# Start of MATERIAL
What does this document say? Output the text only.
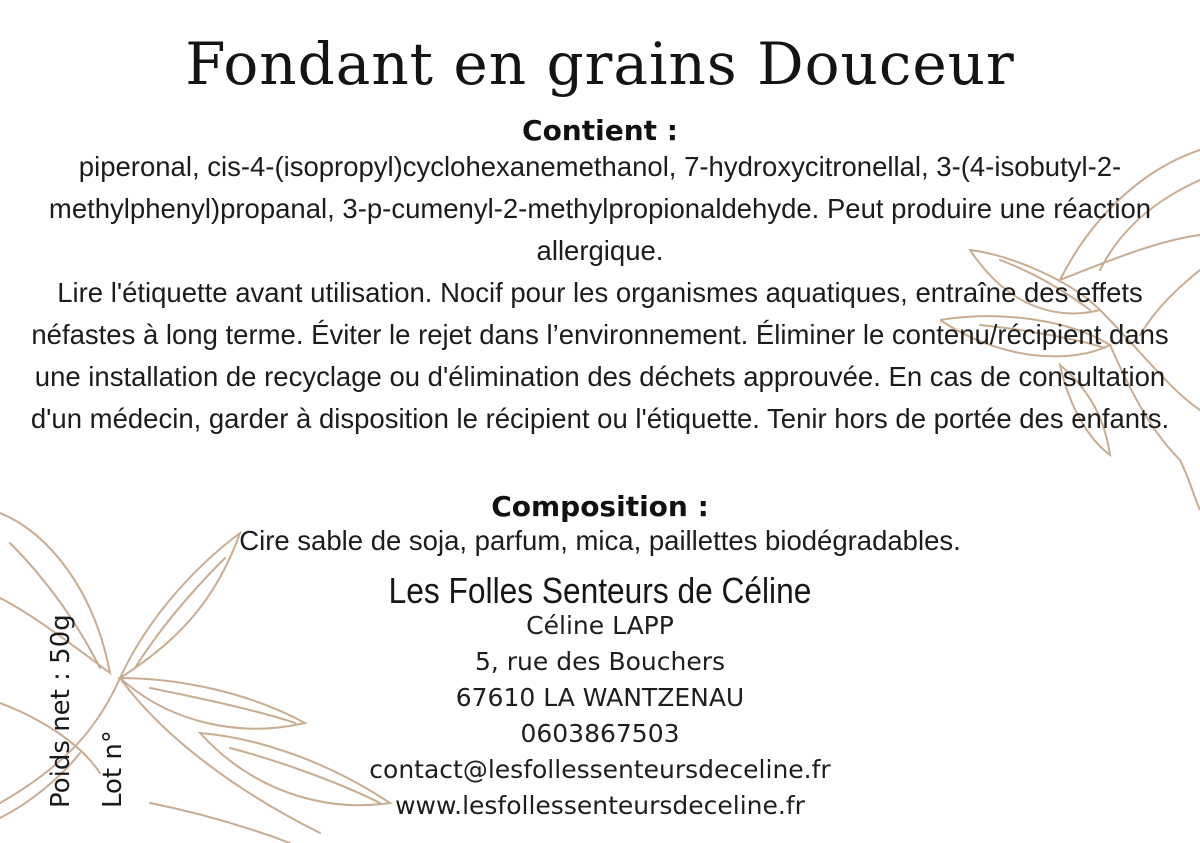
Fondant en grains Douceur
Contient :
piperonal, cis-4-(isopropyl)cyclohexanemethanol, 7-hydroxycitronellal, 3-(4-isobutyl-2-methylphenyl)propanal, 3-p-cumenyl-2-methylpropionaldehyde. Peut produire une réaction allergique.
Lire l'étiquette avant utilisation. Nocif pour les organismes aquatiques, entraîne des effets néfastes à long terme. Éviter le rejet dans l’environnement. Éliminer le contenu/récipient dans une installation de recyclage ou d'élimination des déchets approuvée. En cas de consultation d'un médecin, garder à disposition le récipient ou l'étiquette. Tenir hors de portée des enfants.
Composition :
Cire sable de soja, parfum, mica, paillettes biodégradables.
Les Folles Senteurs de Céline
Céline LAPP
5, rue des Bouchers
67610 LA WANTZENAU
0603867503
contact@lesfollessenteursdeceline.fr
www.lesfollessenteursdeceline.fr
Poids net : 50g Lot n°
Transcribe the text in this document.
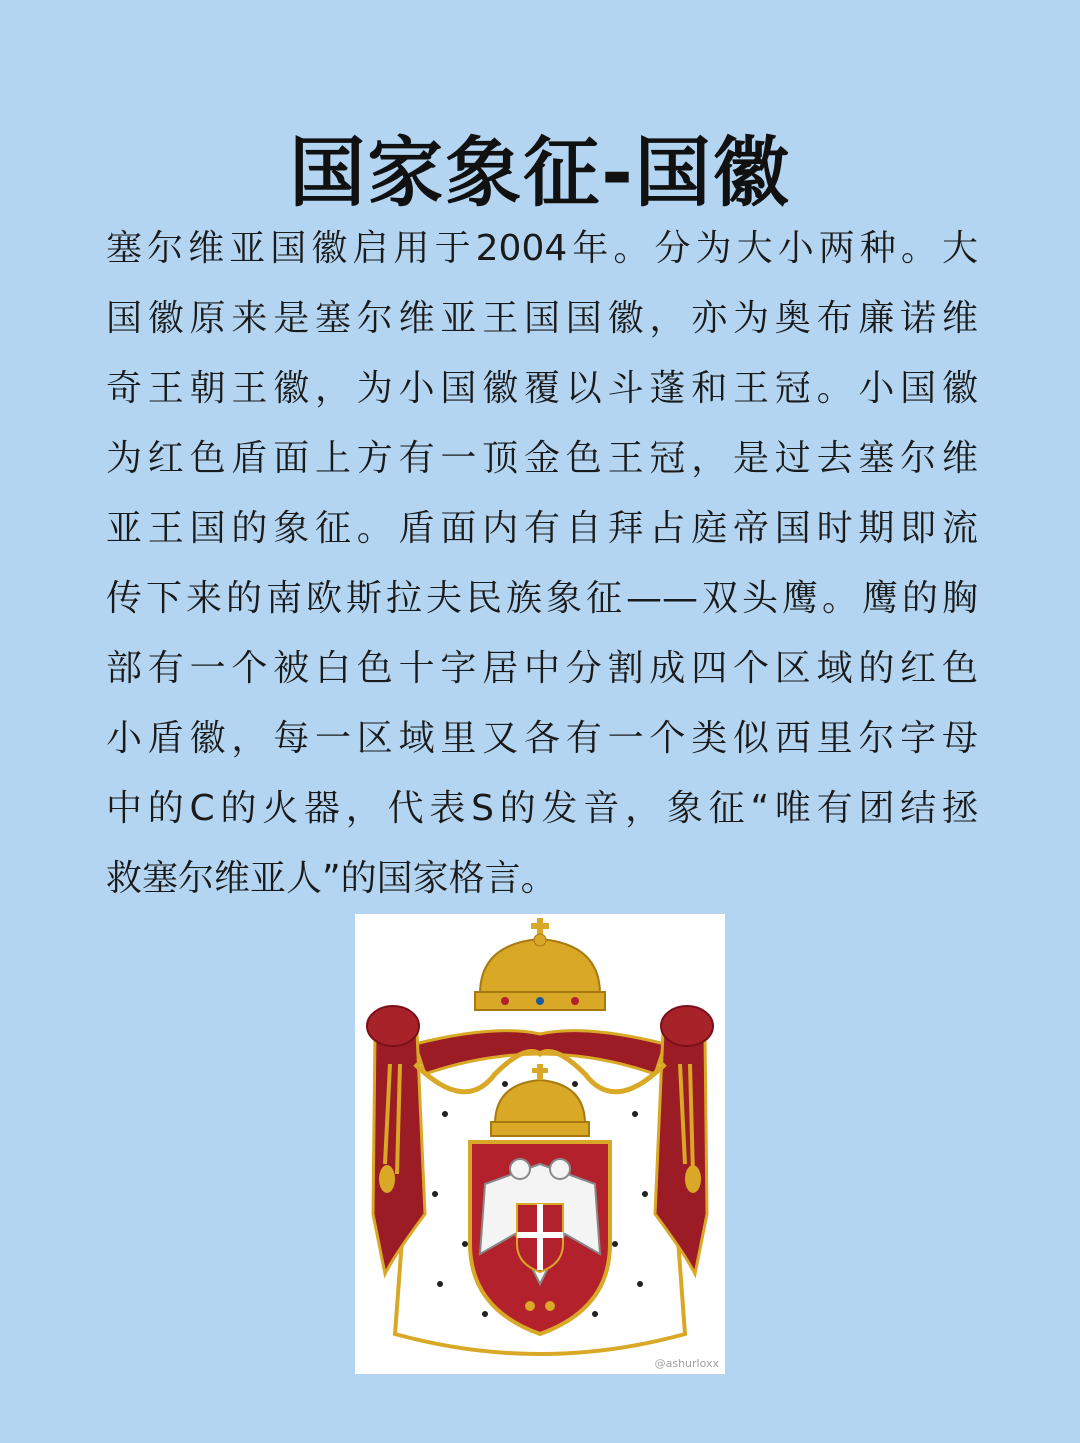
国家象征-国徽
塞尔维亚国徽启用于2004年。分为大小两种。大
国徽原来是塞尔维亚王国国徽，亦为奥布廉诺维
奇王朝王徽，为小国徽覆以斗蓬和王冠。小国徽
为红色盾面上方有一顶金色王冠，是过去塞尔维
亚王国的象征。盾面内有自拜占庭帝国时期即流
传下来的南欧斯拉夫民族象征——双头鹰。鹰的胸
部有一个被白色十字居中分割成四个区域的红色
小盾徽，每一区域里又各有一个类似西里尔字母
中的C的火器，代表S的发音，象征“唯有团结拯
救塞尔维亚人”的国家格言。
@ashurloxx
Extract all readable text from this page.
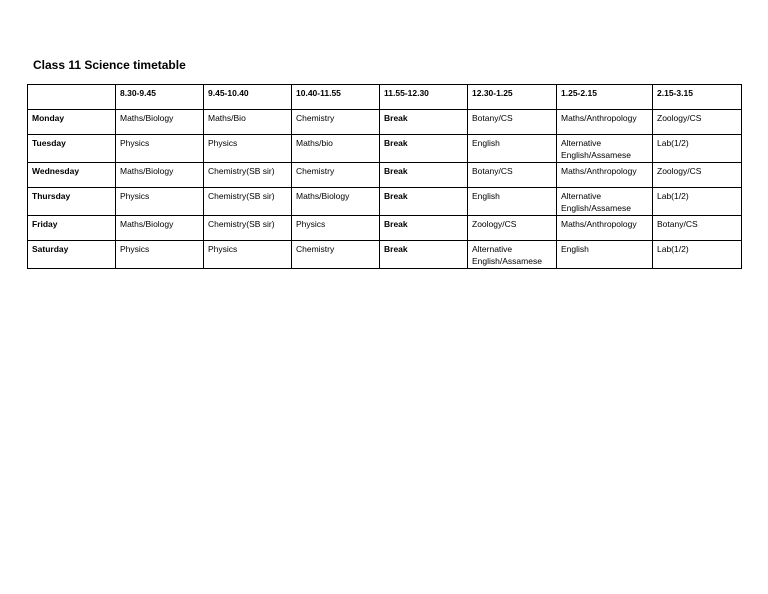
Class 11 Science timetable
	8.30-9.45	9.45-10.40	10.40-11.55	11.55-12.30	12.30-1.25	1.25-2.15	2.15-3.15
Monday	Maths/Biology	Maths/Bio	Chemistry	Break	Botany/CS	Maths/Anthropology	Zoology/CS
Tuesday	Physics	Physics	Maths/bio	Break	English	Alternative English/Assamese	Lab(1/2)
Wednesday	Maths/Biology	Chemistry(SB sir)	Chemistry	Break	Botany/CS	Maths/Anthropology	Zoology/CS
Thursday	Physics	Chemistry(SB sir)	Maths/Biology	Break	English	Alternative English/Assamese	Lab(1/2)
Friday	Maths/Biology	Chemistry(SB sir)	Physics	Break	Zoology/CS	Maths/Anthropology	Botany/CS
Saturday	Physics	Physics	Chemistry	Break	Alternative English/Assamese	English	Lab(1/2)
# End of MATERIAL
▸ TASK:
The word "Botany" may occur in lines of the records. Report how many such lines there are, giving only the number.

▸ WORKED ANSWER:
3